Using the material that follows, identify and copy each line with the string "rainfall".

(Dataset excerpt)

_ _ _

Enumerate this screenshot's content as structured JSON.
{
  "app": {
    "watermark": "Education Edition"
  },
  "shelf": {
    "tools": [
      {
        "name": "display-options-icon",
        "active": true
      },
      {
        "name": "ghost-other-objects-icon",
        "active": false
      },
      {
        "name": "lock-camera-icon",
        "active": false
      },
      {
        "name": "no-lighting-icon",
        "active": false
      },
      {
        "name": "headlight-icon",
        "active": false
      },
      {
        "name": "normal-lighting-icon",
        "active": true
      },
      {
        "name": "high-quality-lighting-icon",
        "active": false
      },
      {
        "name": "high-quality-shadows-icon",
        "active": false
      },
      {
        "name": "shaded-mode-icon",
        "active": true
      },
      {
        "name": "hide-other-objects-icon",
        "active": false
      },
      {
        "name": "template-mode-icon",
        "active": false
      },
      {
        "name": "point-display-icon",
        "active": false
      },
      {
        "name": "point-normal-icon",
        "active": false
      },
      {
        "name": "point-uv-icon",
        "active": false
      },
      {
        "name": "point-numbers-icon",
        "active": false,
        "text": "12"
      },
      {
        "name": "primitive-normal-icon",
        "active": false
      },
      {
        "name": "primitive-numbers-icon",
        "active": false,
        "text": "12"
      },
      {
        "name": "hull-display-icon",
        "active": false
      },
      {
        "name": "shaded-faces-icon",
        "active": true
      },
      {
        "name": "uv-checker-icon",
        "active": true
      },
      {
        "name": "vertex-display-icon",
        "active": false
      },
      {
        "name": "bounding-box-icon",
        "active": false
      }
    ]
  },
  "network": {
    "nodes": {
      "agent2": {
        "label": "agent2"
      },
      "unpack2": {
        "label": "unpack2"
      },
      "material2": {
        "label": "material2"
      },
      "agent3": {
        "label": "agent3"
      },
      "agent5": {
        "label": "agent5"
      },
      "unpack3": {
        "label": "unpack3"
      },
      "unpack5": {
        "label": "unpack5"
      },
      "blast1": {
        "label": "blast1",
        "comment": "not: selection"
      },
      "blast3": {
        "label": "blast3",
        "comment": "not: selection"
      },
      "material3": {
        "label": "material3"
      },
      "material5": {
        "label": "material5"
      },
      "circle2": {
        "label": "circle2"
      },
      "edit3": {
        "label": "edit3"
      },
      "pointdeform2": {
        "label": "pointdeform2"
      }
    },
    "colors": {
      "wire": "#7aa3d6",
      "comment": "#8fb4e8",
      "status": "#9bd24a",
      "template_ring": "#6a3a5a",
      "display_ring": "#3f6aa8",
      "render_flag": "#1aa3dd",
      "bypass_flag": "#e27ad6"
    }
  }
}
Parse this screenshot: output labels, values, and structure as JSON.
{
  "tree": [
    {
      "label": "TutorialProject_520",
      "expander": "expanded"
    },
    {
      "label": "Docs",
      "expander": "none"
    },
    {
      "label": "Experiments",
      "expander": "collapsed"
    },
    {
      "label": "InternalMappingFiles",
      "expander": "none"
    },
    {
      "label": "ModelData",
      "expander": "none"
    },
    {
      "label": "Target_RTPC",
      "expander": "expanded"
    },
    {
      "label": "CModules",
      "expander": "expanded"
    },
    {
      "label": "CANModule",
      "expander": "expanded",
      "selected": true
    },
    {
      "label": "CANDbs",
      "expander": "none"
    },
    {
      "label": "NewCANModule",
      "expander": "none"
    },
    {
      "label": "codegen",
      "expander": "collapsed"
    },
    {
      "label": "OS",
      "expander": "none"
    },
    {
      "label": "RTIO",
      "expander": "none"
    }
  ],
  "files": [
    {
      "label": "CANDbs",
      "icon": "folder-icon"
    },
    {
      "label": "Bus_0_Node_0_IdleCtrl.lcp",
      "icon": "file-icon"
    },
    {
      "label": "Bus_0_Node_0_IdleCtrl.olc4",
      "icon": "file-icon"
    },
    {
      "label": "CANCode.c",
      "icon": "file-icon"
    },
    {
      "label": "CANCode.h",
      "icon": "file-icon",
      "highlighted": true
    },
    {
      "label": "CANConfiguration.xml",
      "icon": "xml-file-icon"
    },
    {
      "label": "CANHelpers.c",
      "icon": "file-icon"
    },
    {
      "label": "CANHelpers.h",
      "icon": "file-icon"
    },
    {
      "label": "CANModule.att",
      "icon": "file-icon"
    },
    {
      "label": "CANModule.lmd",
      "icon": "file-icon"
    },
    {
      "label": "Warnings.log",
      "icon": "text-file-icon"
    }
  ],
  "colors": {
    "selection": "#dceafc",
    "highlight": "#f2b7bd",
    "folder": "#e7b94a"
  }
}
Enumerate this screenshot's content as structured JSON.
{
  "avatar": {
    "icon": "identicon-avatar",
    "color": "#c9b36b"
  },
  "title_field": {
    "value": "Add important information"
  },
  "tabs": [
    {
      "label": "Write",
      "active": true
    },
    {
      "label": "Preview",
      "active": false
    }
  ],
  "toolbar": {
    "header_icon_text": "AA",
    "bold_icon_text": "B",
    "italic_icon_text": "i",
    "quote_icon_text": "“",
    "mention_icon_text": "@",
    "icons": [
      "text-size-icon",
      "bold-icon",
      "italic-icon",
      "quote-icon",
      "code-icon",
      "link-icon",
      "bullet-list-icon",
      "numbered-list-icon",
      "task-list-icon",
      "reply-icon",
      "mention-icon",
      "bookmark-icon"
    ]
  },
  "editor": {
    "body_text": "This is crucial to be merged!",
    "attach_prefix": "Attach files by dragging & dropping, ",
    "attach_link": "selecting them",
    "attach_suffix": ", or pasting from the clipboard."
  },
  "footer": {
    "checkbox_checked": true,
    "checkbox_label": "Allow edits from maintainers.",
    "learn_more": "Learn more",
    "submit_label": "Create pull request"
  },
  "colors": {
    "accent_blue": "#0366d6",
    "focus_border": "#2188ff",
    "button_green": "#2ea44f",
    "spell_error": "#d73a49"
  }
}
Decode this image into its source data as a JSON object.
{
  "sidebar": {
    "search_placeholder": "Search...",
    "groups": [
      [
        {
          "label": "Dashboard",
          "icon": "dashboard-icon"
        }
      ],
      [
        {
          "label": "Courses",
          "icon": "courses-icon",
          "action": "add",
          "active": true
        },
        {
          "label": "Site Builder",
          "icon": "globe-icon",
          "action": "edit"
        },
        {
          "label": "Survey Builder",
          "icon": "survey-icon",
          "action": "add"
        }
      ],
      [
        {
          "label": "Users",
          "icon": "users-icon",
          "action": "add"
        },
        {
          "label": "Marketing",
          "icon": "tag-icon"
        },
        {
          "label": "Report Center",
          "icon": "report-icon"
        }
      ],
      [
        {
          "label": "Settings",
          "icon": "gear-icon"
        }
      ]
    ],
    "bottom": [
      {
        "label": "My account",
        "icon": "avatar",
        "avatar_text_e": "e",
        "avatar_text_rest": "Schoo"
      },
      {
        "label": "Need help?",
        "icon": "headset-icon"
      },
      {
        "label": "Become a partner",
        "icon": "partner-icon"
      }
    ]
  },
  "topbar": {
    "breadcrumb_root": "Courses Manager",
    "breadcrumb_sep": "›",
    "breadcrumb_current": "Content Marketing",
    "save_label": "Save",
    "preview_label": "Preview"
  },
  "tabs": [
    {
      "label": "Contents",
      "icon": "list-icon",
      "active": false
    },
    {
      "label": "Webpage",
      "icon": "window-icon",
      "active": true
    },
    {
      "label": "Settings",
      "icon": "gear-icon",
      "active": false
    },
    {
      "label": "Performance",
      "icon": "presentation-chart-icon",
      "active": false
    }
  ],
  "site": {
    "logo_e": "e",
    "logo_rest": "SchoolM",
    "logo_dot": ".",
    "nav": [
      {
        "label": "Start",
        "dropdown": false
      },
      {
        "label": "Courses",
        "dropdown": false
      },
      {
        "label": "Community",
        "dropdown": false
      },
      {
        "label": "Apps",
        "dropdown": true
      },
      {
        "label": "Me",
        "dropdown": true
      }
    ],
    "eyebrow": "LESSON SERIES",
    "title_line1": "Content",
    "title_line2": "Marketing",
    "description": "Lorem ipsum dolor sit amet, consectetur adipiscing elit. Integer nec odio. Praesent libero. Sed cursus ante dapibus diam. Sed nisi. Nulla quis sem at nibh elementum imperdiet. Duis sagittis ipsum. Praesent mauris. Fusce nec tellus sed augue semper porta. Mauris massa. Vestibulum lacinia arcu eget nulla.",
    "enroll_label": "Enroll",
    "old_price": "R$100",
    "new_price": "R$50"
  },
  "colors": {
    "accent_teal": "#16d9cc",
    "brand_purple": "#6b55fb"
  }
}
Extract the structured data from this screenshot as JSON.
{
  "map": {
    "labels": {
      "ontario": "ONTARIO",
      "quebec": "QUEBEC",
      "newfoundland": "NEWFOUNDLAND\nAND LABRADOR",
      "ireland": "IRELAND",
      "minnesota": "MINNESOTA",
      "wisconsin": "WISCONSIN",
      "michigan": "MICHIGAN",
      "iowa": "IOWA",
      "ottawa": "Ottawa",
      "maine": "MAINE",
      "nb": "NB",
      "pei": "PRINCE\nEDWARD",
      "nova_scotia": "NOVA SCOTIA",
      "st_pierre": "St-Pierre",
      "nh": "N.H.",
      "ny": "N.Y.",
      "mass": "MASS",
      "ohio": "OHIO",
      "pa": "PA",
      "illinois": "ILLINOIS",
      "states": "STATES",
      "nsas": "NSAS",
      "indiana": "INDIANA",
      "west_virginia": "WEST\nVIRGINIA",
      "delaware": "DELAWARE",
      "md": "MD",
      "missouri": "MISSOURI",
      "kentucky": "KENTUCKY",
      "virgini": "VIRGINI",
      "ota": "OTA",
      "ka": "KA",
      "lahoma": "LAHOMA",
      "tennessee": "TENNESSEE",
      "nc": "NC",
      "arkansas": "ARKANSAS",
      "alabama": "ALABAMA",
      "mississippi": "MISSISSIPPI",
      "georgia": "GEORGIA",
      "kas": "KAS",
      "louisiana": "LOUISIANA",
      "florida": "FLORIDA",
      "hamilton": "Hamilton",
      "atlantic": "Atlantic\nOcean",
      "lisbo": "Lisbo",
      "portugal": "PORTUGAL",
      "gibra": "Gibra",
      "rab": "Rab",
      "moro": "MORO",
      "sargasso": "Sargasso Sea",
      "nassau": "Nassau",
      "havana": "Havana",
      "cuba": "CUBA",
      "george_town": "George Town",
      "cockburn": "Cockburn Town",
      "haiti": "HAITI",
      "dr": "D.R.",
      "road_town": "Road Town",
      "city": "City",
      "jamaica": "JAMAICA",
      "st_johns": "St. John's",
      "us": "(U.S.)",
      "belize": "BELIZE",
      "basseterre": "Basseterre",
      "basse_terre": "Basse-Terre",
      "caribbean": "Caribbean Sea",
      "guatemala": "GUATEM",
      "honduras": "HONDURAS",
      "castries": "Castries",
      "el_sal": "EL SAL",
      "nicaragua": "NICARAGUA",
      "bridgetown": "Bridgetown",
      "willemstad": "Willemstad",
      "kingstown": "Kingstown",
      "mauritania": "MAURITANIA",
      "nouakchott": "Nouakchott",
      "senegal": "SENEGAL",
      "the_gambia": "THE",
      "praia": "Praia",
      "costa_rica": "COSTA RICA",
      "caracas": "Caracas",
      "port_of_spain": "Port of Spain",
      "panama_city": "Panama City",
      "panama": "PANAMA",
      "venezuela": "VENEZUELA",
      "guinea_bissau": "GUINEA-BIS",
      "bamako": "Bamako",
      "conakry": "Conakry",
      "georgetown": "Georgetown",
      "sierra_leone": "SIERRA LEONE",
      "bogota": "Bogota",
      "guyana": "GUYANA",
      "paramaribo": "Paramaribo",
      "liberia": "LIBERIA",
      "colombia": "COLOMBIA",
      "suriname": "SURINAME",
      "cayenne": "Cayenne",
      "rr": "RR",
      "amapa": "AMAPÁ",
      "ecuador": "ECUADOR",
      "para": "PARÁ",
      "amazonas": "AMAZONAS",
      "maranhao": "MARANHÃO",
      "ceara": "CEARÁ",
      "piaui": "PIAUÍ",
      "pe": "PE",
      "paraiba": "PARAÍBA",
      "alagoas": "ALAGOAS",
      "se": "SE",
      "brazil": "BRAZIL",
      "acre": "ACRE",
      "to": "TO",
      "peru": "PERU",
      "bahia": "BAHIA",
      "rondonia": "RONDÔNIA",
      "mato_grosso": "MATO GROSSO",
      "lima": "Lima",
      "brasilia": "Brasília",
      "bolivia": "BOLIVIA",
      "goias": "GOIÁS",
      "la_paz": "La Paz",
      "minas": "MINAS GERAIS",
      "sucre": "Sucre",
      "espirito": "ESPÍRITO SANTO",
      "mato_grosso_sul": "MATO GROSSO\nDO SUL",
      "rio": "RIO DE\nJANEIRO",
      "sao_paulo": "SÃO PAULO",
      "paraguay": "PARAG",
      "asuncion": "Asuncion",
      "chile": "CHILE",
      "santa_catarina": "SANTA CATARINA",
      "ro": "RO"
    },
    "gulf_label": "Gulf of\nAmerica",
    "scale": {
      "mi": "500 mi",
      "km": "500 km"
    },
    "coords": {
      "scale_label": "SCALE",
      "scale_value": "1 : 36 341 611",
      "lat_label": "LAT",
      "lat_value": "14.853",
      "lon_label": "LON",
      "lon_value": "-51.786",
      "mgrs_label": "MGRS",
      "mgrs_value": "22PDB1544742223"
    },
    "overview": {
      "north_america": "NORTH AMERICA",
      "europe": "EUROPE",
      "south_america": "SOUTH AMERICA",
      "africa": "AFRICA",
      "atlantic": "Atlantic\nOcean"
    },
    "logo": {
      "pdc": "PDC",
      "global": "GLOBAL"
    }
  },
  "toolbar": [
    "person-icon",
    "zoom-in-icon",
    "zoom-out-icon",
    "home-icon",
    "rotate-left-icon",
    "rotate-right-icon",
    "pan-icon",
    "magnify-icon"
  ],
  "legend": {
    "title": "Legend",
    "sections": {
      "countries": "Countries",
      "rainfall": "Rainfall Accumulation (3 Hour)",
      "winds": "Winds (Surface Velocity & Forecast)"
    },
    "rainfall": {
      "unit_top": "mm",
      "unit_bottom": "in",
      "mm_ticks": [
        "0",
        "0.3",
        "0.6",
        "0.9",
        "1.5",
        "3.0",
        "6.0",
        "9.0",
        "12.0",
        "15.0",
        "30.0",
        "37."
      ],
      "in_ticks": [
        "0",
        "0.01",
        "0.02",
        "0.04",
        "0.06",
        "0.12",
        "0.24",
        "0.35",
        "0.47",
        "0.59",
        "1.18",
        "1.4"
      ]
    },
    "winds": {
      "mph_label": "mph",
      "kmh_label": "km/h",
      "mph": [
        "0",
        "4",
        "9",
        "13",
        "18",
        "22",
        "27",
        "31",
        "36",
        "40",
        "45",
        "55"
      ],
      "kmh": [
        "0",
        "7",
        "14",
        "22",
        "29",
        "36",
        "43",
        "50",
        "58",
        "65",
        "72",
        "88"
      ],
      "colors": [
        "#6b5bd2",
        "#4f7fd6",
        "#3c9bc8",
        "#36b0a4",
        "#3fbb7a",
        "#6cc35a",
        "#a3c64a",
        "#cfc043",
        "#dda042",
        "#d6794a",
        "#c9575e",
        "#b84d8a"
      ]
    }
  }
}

_ _ _

▸ **ANSWER TO THIS PROBLEM**:
      "rainfall": "Rainfall Accumulation (3 Hour)",
    "rainfall": {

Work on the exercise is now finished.